WHAT YOU NEED TO DO ▸ Count lines with "style" in them. Report only the total.

**** DATA EXCERPTS ****

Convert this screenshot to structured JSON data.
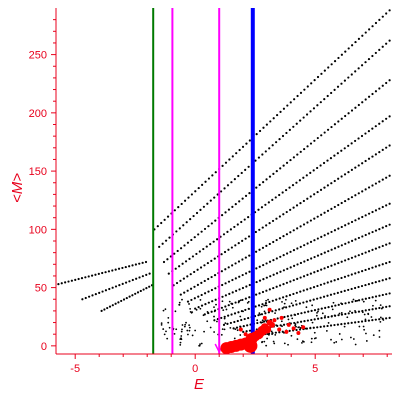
{
  "chart_data": {
    "type": "scatter",
    "xlabel": "E",
    "ylabel": "<M>",
    "xlim": [
      -5.8,
      8.2
    ],
    "ylim": [
      -7,
      290
    ],
    "x_ticks": [
      -5,
      0,
      5
    ],
    "y_ticks": [
      0,
      50,
      100,
      150,
      200,
      250
    ],
    "grid": false,
    "colors": {
      "axis": "#e8001c",
      "black_points": "#000000",
      "red_points": "#ff0000",
      "green_line": "#007a00",
      "magenta_line": "#ff00ff",
      "blue_line": "#0000ff"
    },
    "vertical_lines": [
      {
        "x": -1.75,
        "color": "green",
        "style": "solid"
      },
      {
        "x": -0.95,
        "color": "magenta",
        "style": "solid"
      },
      {
        "x": 1.0,
        "color": "magenta",
        "style": "solid-arrow"
      },
      {
        "x": 2.4,
        "color": "blue",
        "style": "thick"
      }
    ],
    "black_series": [
      {
        "x_start": -5.7,
        "x_end": -2.05,
        "y_start": 53,
        "y_end": 72,
        "slope": 0
      },
      {
        "x_start": -4.7,
        "x_end": -1.9,
        "y_start": 40,
        "y_end": 62,
        "slope": 0
      },
      {
        "x_start": -3.9,
        "x_end": -1.8,
        "y_start": 30,
        "y_end": 52,
        "slope": 0
      },
      {
        "x_start": -1.7,
        "x_end": 8.1,
        "y_start": 100,
        "y_end": 288,
        "slope": 19.2
      },
      {
        "x_start": -1.5,
        "x_end": 8.1,
        "y_start": 85,
        "y_end": 262,
        "slope": 18.4
      },
      {
        "x_start": -1.3,
        "x_end": 8.1,
        "y_start": 72,
        "y_end": 228,
        "slope": 16.6
      },
      {
        "x_start": -1.1,
        "x_end": 8.1,
        "y_start": 62,
        "y_end": 197,
        "slope": 14.7
      },
      {
        "x_start": -0.9,
        "x_end": 8.1,
        "y_start": 52,
        "y_end": 172,
        "slope": 13.3
      },
      {
        "x_start": -0.6,
        "x_end": 8.1,
        "y_start": 44,
        "y_end": 146,
        "slope": 11.7
      },
      {
        "x_start": -0.3,
        "x_end": 8.1,
        "y_start": 38,
        "y_end": 122,
        "slope": 10.0
      },
      {
        "x_start": 0.0,
        "x_end": 8.1,
        "y_start": 32,
        "y_end": 104,
        "slope": 8.9
      },
      {
        "x_start": 0.4,
        "x_end": 8.1,
        "y_start": 27,
        "y_end": 88,
        "slope": 7.9
      },
      {
        "x_start": 0.8,
        "x_end": 8.1,
        "y_start": 22,
        "y_end": 72,
        "slope": 6.8
      },
      {
        "x_start": 1.2,
        "x_end": 8.1,
        "y_start": 18,
        "y_end": 58,
        "slope": 5.8
      },
      {
        "x_start": 1.6,
        "x_end": 8.1,
        "y_start": 15,
        "y_end": 45,
        "slope": 4.6
      },
      {
        "x_start": 2.0,
        "x_end": 8.1,
        "y_start": 12,
        "y_end": 34,
        "slope": 3.6
      },
      {
        "x_start": 2.5,
        "x_end": 8.1,
        "y_start": 9,
        "y_end": 24,
        "slope": 2.7
      }
    ],
    "red_points": [
      {
        "x": 1.3,
        "y": -2,
        "size": 6
      },
      {
        "x": 1.5,
        "y": -1,
        "size": 6
      },
      {
        "x": 1.7,
        "y": 0,
        "size": 6
      },
      {
        "x": 1.9,
        "y": 1,
        "size": 6
      },
      {
        "x": 2.1,
        "y": 2,
        "size": 6
      },
      {
        "x": 2.3,
        "y": 0,
        "size": 7
      },
      {
        "x": 2.35,
        "y": 6,
        "size": 6
      },
      {
        "x": 2.5,
        "y": 8,
        "size": 5
      },
      {
        "x": 2.65,
        "y": 10,
        "size": 5
      },
      {
        "x": 2.8,
        "y": 13,
        "size": 5
      },
      {
        "x": 2.9,
        "y": 16,
        "size": 4
      },
      {
        "x": 3.0,
        "y": 14,
        "size": 4
      },
      {
        "x": 3.1,
        "y": 20,
        "size": 3
      },
      {
        "x": 3.2,
        "y": 18,
        "size": 3
      },
      {
        "x": 3.3,
        "y": 22,
        "size": 2
      },
      {
        "x": 3.5,
        "y": 14,
        "size": 2
      },
      {
        "x": 3.6,
        "y": 24,
        "size": 2
      },
      {
        "x": 3.8,
        "y": 12,
        "size": 2
      },
      {
        "x": 3.9,
        "y": 18,
        "size": 2
      },
      {
        "x": 4.1,
        "y": 15,
        "size": 2
      },
      {
        "x": 4.3,
        "y": 11,
        "size": 2
      },
      {
        "x": 4.5,
        "y": 16,
        "size": 2
      },
      {
        "x": 3.1,
        "y": 31,
        "size": 2
      },
      {
        "x": 2.1,
        "y": 10,
        "size": 2
      },
      {
        "x": 1.9,
        "y": 14,
        "size": 2
      },
      {
        "x": 2.9,
        "y": 24,
        "size": 2
      }
    ]
  }
}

****

REPLY ▸ 4